■ **Records excerpted from a collection**
::::
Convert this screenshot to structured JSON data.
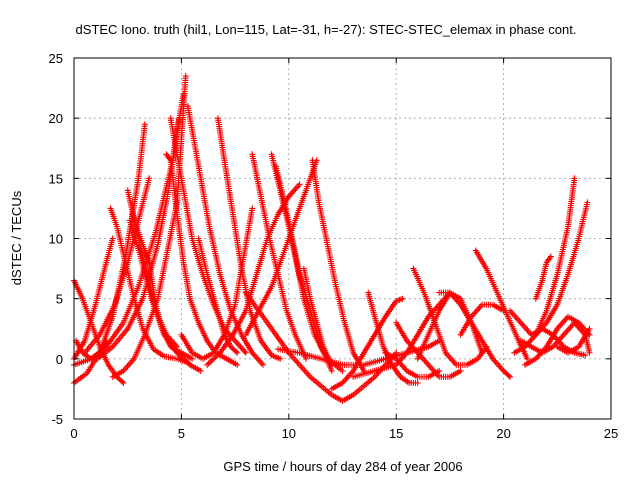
{
  "chart_data": {
    "type": "scatter",
    "title": "dSTEC Iono. truth (hil1, Lon=115, Lat=-31, h=-27): STEC-STEC_elemax in phase cont.",
    "xlabel": "GPS time / hours of day 284 of year 2006",
    "ylabel": "dSTEC  / TECUs",
    "xlim": [
      0,
      25
    ],
    "ylim": [
      -5,
      25
    ],
    "xticks": [
      "0",
      "5",
      "10",
      "15",
      "20",
      "25"
    ],
    "yticks": [
      "-5",
      "0",
      "5",
      "10",
      "15",
      "20",
      "25"
    ],
    "grid": true,
    "marker": "plus",
    "color": "#ff0000",
    "series": [
      {
        "x": [
          0.0,
          0.6,
          1.2,
          1.8,
          2.4,
          3.0,
          3.3
        ],
        "y": [
          -2.0,
          -1.2,
          0.5,
          3.5,
          8.5,
          15.0,
          19.5
        ]
      },
      {
        "x": [
          1.1,
          1.8,
          2.5,
          3.2,
          3.9,
          4.4,
          4.8,
          5.1
        ],
        "y": [
          0.0,
          1.0,
          2.5,
          5.0,
          9.5,
          14.0,
          19.0,
          22.0
        ]
      },
      {
        "x": [
          0.0,
          0.8,
          1.5,
          2.3,
          3.0,
          3.8,
          4.6,
          4.9
        ],
        "y": [
          -0.5,
          0.0,
          1.0,
          3.0,
          6.0,
          10.5,
          16.5,
          20.0
        ]
      },
      {
        "x": [
          0.5,
          1.2,
          1.9,
          2.5,
          3.0,
          3.5
        ],
        "y": [
          0.5,
          2.0,
          4.5,
          8.0,
          11.5,
          15.0
        ]
      },
      {
        "x": [
          1.8,
          2.3,
          2.8,
          3.3,
          3.9,
          4.3,
          4.8,
          5.2
        ],
        "y": [
          -1.5,
          -1.0,
          0.0,
          2.0,
          5.0,
          8.5,
          13.0,
          23.5
        ]
      },
      {
        "x": [
          0.0,
          0.4,
          0.8,
          1.2,
          1.6,
          2.0,
          2.3
        ],
        "y": [
          6.5,
          5.0,
          3.0,
          1.0,
          -0.5,
          -1.5,
          -2.0
        ]
      },
      {
        "x": [
          0.1,
          0.4,
          0.8,
          1.2,
          1.5
        ],
        "y": [
          1.5,
          0.5,
          0.0,
          0.5,
          1.5
        ]
      },
      {
        "x": [
          0.0,
          0.5,
          1.0,
          1.5,
          1.8
        ],
        "y": [
          0.0,
          1.5,
          4.5,
          8.0,
          10.0
        ]
      },
      {
        "x": [
          1.7,
          2.0,
          2.4,
          2.8,
          3.2,
          3.7,
          4.2,
          4.8,
          5.3
        ],
        "y": [
          12.5,
          11.0,
          8.0,
          5.0,
          2.5,
          0.8,
          0.2,
          0.0,
          -0.3
        ]
      },
      {
        "x": [
          2.5,
          3.0,
          3.4,
          3.8,
          4.3,
          4.8
        ],
        "y": [
          14.0,
          10.0,
          7.0,
          4.0,
          2.0,
          1.0
        ]
      },
      {
        "x": [
          2.7,
          3.1,
          3.5,
          3.8,
          4.1,
          4.5,
          5.0,
          5.5
        ],
        "y": [
          12.0,
          10.0,
          8.0,
          4.5,
          2.5,
          1.0,
          0.5,
          0.0
        ]
      },
      {
        "x": [
          2.6,
          3.1,
          3.6,
          4.2,
          4.8,
          5.4,
          5.9
        ],
        "y": [
          11.5,
          8.5,
          5.0,
          2.0,
          0.5,
          -0.5,
          -1.0
        ]
      },
      {
        "x": [
          4.5,
          5.0,
          5.5,
          6.0,
          6.5,
          7.0,
          7.5,
          8.0
        ],
        "y": [
          20.0,
          15.0,
          10.0,
          7.0,
          4.5,
          2.5,
          1.5,
          0.5
        ]
      },
      {
        "x": [
          5.3,
          5.8,
          6.3,
          6.8,
          7.3,
          7.8,
          8.3,
          8.8
        ],
        "y": [
          21.0,
          16.0,
          11.0,
          7.0,
          4.0,
          2.0,
          0.5,
          -0.5
        ]
      },
      {
        "x": [
          4.3,
          4.5,
          4.8,
          5.1,
          5.4,
          5.8,
          6.2,
          6.6,
          7.1,
          7.6
        ],
        "y": [
          17.0,
          16.5,
          12.0,
          8.0,
          5.0,
          3.0,
          1.5,
          0.5,
          0.0,
          -0.5
        ]
      },
      {
        "x": [
          5.0,
          5.5,
          6.0,
          6.5,
          7.0,
          7.5,
          8.0,
          8.3
        ],
        "y": [
          2.0,
          0.5,
          0.0,
          0.5,
          2.0,
          4.5,
          9.5,
          12.5
        ]
      },
      {
        "x": [
          6.7,
          7.0,
          7.4,
          7.8,
          8.2,
          8.7,
          9.2,
          9.6
        ],
        "y": [
          20.0,
          16.5,
          12.0,
          7.5,
          4.0,
          1.5,
          0.3,
          0.0
        ]
      },
      {
        "x": [
          5.8,
          6.2,
          6.6,
          7.0,
          7.3,
          7.6
        ],
        "y": [
          10.0,
          7.0,
          4.5,
          2.0,
          1.0,
          0.5
        ]
      },
      {
        "x": [
          6.2,
          6.8,
          7.4,
          8.0,
          8.5,
          9.0,
          9.5,
          10.0,
          10.5
        ],
        "y": [
          -0.5,
          0.5,
          2.0,
          4.0,
          7.0,
          10.0,
          12.0,
          13.5,
          14.5
        ]
      },
      {
        "x": [
          8.3,
          8.7,
          9.1,
          9.5,
          9.9,
          10.3,
          10.8
        ],
        "y": [
          17.0,
          13.5,
          10.0,
          7.0,
          4.0,
          2.0,
          0.0
        ]
      },
      {
        "x": [
          9.2,
          9.6,
          10.0,
          10.3,
          10.7,
          11.2,
          11.8,
          12.5
        ],
        "y": [
          17.0,
          14.0,
          11.0,
          8.5,
          5.0,
          2.0,
          0.0,
          -1.0
        ]
      },
      {
        "x": [
          9.4,
          9.8,
          10.1,
          10.5,
          11.0,
          11.5,
          12.0
        ],
        "y": [
          16.0,
          13.0,
          10.5,
          7.0,
          4.0,
          1.0,
          -1.0
        ]
      },
      {
        "x": [
          8.0,
          8.6,
          9.2,
          9.8,
          10.4,
          11.0,
          11.3
        ],
        "y": [
          2.0,
          4.0,
          6.0,
          9.0,
          12.0,
          15.0,
          16.5
        ]
      },
      {
        "x": [
          11.1,
          11.4,
          11.8,
          12.2,
          12.6,
          13.0,
          13.5
        ],
        "y": [
          16.5,
          13.0,
          9.5,
          6.0,
          3.0,
          0.5,
          -1.0
        ]
      },
      {
        "x": [
          10.7,
          11.0,
          11.3,
          11.6,
          12.0
        ],
        "y": [
          7.5,
          5.0,
          3.0,
          1.0,
          -0.5
        ]
      },
      {
        "x": [
          8.0,
          9.0,
          10.0,
          11.0,
          12.0,
          12.5,
          13.0,
          14.0,
          15.0
        ],
        "y": [
          5.5,
          3.0,
          0.5,
          -1.5,
          -3.0,
          -3.5,
          -3.0,
          -1.5,
          0.5
        ]
      },
      {
        "x": [
          9.5,
          10.5,
          11.5,
          12.5,
          13.5,
          14.5,
          15.5,
          16.5,
          17.0
        ],
        "y": [
          0.8,
          0.5,
          0.0,
          -0.5,
          -0.5,
          0.0,
          0.5,
          1.0,
          1.5
        ]
      },
      {
        "x": [
          12.0,
          12.5,
          13.0,
          13.5,
          14.0,
          14.5,
          15.0,
          15.3
        ],
        "y": [
          -2.5,
          -2.0,
          -1.0,
          0.5,
          2.0,
          3.5,
          4.8,
          5.0
        ]
      },
      {
        "x": [
          13.7,
          14.0,
          14.4,
          14.8,
          15.2,
          15.6,
          16.0
        ],
        "y": [
          5.5,
          3.5,
          1.0,
          -0.5,
          -1.5,
          -2.0,
          -2.0
        ]
      },
      {
        "x": [
          13.0,
          14.0,
          15.0,
          15.5,
          16.0,
          16.5,
          17.0,
          17.5
        ],
        "y": [
          -1.5,
          -1.0,
          -0.5,
          0.5,
          2.0,
          3.5,
          4.5,
          5.5
        ]
      },
      {
        "x": [
          14.5,
          15.0,
          15.5,
          16.0,
          16.5,
          17.0
        ],
        "y": [
          0.5,
          0.0,
          -1.0,
          -1.5,
          -1.5,
          -1.0
        ]
      },
      {
        "x": [
          15.0,
          15.5,
          16.0,
          16.5,
          17.0,
          17.5,
          18.0
        ],
        "y": [
          3.0,
          1.5,
          0.5,
          -0.5,
          -1.5,
          -1.5,
          -1.0
        ]
      },
      {
        "x": [
          15.8,
          16.3,
          16.8,
          17.3,
          17.8,
          18.3,
          18.8,
          19.2
        ],
        "y": [
          7.5,
          5.5,
          3.0,
          0.5,
          -0.5,
          -0.5,
          0.0,
          1.0
        ]
      },
      {
        "x": [
          16.0,
          16.5,
          17.0,
          17.5,
          18.0,
          18.5,
          19.0
        ],
        "y": [
          0.0,
          2.0,
          4.0,
          5.5,
          5.0,
          3.0,
          0.5
        ]
      },
      {
        "x": [
          17.0,
          17.5,
          18.0,
          18.5,
          19.0,
          19.5,
          20.0,
          20.3
        ],
        "y": [
          5.5,
          5.5,
          4.5,
          3.0,
          1.5,
          0.0,
          -1.0,
          -1.5
        ]
      },
      {
        "x": [
          18.0,
          18.5,
          19.0,
          19.5,
          20.0
        ],
        "y": [
          2.0,
          3.5,
          4.5,
          4.5,
          4.0
        ]
      },
      {
        "x": [
          18.7,
          19.2,
          19.7,
          20.2,
          20.7,
          21.1
        ],
        "y": [
          9.0,
          7.5,
          5.5,
          3.5,
          1.5,
          0.0
        ]
      },
      {
        "x": [
          20.3,
          20.8,
          21.3,
          21.8,
          22.3,
          22.8,
          23.3,
          23.8
        ],
        "y": [
          4.0,
          3.0,
          2.0,
          2.5,
          2.0,
          1.0,
          0.5,
          0.3
        ]
      },
      {
        "x": [
          20.5,
          21.0,
          21.5,
          22.0,
          22.5,
          23.0,
          23.3
        ],
        "y": [
          0.5,
          1.0,
          2.0,
          4.0,
          7.0,
          11.0,
          15.0
        ]
      },
      {
        "x": [
          21.5,
          22.0,
          22.5,
          23.0,
          23.5,
          23.9
        ],
        "y": [
          2.0,
          3.0,
          4.5,
          7.0,
          10.0,
          13.0
        ]
      },
      {
        "x": [
          20.8,
          21.3,
          21.8,
          22.3,
          22.8,
          23.3,
          23.8,
          24.0
        ],
        "y": [
          1.5,
          1.0,
          0.5,
          1.0,
          2.0,
          3.0,
          2.0,
          0.5
        ]
      },
      {
        "x": [
          21.0,
          21.5,
          22.0,
          22.5,
          23.0,
          23.5,
          24.0
        ],
        "y": [
          -0.5,
          0.0,
          1.0,
          2.5,
          3.5,
          3.0,
          2.0
        ]
      },
      {
        "x": [
          21.5,
          21.8,
          22.0,
          22.2
        ],
        "y": [
          5.0,
          6.5,
          8.0,
          8.5
        ]
      },
      {
        "x": [
          22.5,
          23.0,
          23.5,
          24.0
        ],
        "y": [
          1.0,
          0.5,
          1.0,
          2.5
        ]
      }
    ]
  }
}
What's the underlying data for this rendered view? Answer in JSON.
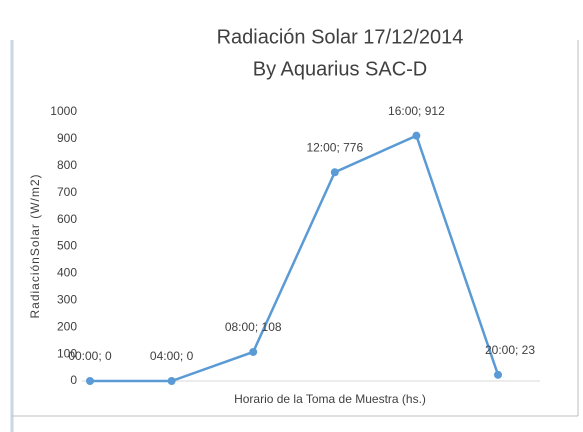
::::
■ **REQUIREMENTS**
Pull out all lines containing the word "dSTEC" from the entries above.

■ **REPLY TO THE EXERCISE**
    "title": "dSTEC Iono. truth (hil1, Lon=115, Lat=-31, h=-27): STEC-STEC_elemax in phase cont.",
    "ylabel": "dSTEC  / TECUs",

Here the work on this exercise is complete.